Collected data
★ ★ ★
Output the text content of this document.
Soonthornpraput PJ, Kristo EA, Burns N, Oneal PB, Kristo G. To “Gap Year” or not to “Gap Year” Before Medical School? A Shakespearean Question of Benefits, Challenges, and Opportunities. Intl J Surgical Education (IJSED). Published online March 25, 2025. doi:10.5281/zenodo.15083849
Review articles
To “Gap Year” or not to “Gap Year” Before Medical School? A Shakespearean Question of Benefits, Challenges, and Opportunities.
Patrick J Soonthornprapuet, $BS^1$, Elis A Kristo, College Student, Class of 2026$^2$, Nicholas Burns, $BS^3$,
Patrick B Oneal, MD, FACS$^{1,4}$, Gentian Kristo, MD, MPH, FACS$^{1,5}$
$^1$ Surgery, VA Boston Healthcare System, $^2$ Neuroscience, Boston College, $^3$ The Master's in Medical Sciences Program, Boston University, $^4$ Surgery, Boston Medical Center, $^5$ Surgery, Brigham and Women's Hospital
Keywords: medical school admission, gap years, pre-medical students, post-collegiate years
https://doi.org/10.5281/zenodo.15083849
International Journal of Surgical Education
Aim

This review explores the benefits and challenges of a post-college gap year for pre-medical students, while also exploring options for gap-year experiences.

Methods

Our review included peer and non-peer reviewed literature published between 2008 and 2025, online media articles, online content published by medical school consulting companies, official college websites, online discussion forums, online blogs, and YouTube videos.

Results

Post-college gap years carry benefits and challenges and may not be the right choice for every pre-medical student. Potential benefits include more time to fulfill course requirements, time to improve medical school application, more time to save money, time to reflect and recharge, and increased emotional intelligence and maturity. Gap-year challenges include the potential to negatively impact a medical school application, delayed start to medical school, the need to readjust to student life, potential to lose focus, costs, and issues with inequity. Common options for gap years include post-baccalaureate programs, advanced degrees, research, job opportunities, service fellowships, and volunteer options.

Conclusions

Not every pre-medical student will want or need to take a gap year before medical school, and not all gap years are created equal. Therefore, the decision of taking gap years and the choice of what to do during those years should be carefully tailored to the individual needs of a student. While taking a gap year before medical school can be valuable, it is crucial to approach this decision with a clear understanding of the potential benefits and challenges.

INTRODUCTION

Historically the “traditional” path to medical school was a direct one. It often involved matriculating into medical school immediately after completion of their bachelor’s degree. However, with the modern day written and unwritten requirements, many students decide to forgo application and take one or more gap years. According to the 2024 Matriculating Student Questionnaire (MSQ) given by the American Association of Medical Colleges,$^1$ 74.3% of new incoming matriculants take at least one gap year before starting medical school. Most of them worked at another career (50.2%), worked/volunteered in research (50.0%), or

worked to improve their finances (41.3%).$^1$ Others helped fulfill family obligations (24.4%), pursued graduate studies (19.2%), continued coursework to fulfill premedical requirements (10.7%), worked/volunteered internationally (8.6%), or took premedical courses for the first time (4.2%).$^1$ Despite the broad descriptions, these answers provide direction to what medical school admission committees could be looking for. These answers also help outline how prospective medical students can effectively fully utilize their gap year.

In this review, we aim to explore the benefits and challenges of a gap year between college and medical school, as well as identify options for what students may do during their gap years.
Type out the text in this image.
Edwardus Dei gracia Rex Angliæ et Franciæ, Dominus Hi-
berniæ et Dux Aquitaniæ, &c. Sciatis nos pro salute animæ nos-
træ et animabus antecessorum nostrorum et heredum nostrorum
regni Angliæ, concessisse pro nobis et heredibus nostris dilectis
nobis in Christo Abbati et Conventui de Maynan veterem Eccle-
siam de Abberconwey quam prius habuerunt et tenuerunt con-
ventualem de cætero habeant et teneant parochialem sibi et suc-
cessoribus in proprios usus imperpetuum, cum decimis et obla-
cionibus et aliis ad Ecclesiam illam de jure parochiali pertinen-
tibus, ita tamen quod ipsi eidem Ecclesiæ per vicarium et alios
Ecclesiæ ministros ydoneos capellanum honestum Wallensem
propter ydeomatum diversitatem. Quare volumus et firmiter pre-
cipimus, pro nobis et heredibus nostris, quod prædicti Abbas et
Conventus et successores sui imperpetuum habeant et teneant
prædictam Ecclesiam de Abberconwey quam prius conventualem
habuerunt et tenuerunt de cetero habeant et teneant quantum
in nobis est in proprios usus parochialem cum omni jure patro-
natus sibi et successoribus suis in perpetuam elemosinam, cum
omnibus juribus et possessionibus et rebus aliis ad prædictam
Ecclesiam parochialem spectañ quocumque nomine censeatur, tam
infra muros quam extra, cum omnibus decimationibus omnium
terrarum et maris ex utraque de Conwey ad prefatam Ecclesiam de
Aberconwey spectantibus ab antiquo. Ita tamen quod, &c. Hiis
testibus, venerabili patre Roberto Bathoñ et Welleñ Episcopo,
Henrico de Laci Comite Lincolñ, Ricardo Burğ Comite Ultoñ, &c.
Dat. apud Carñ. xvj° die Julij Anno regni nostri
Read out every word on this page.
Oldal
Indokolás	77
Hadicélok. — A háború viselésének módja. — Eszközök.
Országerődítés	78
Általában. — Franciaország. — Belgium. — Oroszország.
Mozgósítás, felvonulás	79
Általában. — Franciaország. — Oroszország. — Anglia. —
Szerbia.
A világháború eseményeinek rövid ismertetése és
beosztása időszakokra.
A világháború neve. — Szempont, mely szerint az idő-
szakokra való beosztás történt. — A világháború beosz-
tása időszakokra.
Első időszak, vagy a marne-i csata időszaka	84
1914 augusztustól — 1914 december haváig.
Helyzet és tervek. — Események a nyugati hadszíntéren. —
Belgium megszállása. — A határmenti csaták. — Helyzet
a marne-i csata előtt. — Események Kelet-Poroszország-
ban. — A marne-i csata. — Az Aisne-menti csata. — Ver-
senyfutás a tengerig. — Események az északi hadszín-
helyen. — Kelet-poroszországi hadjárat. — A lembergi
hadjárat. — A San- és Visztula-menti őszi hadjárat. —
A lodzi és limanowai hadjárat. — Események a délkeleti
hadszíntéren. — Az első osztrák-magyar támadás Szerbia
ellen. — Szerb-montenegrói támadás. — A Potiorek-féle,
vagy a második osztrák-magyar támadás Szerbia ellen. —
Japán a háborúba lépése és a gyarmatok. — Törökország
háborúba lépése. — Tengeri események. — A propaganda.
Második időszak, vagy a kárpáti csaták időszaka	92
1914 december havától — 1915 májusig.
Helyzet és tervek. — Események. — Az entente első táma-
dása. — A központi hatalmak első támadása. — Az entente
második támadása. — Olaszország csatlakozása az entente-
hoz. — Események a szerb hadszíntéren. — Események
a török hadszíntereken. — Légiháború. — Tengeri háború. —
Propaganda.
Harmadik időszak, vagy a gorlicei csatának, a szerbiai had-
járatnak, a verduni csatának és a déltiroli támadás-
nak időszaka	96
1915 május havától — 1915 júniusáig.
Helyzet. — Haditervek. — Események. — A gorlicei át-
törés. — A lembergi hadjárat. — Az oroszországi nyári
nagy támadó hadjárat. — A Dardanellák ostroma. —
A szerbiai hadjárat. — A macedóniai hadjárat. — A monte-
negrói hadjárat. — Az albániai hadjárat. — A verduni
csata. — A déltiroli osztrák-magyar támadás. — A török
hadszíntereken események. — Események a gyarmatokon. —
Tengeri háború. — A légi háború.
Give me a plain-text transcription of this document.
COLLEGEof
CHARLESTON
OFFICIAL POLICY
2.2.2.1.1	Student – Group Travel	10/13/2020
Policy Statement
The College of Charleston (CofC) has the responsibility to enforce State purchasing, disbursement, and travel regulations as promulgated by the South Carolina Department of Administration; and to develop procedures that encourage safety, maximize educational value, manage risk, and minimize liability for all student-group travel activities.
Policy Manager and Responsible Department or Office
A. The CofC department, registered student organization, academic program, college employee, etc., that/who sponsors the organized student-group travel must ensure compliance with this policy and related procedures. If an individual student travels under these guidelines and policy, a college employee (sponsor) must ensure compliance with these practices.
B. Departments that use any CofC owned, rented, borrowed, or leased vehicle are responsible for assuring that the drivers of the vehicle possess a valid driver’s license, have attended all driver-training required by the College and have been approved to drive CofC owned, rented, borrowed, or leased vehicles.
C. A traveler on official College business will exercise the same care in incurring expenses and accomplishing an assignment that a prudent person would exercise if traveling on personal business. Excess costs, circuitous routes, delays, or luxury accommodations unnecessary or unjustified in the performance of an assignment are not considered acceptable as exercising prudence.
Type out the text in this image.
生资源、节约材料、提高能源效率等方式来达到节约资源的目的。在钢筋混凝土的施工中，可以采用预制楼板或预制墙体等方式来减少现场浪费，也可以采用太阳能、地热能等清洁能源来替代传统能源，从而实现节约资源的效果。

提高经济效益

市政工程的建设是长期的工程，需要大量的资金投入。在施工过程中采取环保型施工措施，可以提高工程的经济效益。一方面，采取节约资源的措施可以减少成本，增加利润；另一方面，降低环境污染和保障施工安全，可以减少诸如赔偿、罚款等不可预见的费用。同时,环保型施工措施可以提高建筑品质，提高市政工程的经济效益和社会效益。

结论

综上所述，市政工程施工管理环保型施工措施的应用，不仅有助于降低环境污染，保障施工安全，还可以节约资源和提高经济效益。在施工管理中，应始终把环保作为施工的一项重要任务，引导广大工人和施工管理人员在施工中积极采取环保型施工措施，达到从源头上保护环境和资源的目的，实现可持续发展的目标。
★ ★ ★
Problem description =
Extract each line from the listing that holds the word "habuerunt".

Answer to the exercise =
siam de Abberconwey quam prius habuerunt et tenuerunt con-
habuerunt et tenuerunt de cetero habeant et teneant quantum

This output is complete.